WHAT YOU SHOULD DO -
Of all the lines here, how many include the string "system"? Answer with the number only.

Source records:
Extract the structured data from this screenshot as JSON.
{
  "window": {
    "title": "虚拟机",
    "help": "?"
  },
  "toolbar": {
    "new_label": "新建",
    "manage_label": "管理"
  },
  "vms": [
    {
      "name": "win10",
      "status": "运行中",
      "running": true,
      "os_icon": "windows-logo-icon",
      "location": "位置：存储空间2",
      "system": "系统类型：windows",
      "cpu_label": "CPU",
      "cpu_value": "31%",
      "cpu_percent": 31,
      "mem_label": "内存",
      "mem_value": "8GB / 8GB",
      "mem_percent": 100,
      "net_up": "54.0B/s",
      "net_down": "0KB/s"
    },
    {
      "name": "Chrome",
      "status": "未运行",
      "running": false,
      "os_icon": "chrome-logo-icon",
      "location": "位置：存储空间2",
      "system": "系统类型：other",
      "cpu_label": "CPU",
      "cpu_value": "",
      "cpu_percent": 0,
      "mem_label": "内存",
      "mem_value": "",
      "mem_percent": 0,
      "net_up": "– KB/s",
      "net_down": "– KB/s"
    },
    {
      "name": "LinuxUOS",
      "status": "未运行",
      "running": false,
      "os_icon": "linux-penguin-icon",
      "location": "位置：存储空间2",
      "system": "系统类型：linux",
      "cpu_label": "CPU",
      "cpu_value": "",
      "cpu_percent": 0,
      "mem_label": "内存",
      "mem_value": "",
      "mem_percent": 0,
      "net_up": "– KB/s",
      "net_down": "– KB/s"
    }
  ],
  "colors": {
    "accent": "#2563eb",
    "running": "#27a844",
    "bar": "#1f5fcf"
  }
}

==

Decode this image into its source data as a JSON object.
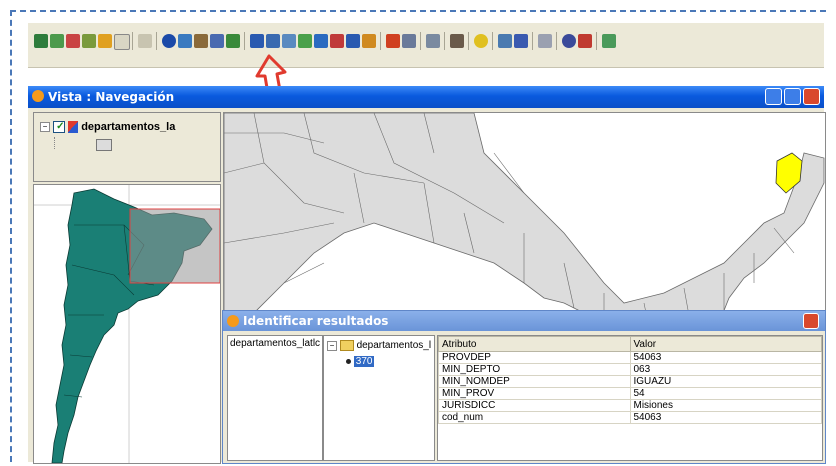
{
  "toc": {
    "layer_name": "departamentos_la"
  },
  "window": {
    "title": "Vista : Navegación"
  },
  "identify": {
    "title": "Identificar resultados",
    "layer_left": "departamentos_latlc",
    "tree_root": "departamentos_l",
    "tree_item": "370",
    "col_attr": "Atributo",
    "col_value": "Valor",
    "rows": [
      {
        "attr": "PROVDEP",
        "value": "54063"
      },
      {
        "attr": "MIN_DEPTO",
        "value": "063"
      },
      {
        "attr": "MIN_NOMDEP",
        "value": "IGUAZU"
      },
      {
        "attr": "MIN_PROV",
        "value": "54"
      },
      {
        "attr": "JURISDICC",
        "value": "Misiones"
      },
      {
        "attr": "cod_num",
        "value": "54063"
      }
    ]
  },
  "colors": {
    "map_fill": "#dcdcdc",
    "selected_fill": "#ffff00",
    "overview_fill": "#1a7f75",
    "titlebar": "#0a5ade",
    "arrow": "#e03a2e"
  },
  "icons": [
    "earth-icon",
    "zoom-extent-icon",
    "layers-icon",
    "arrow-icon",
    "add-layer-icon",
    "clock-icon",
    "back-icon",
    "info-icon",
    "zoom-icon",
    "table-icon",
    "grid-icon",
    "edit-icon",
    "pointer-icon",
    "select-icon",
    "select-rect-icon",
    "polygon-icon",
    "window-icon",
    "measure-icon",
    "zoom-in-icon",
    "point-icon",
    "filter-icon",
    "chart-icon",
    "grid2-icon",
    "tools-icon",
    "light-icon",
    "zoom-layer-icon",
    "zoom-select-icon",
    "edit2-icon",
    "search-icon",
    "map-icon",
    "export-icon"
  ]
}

RESULT OF THE EXERCISE -
3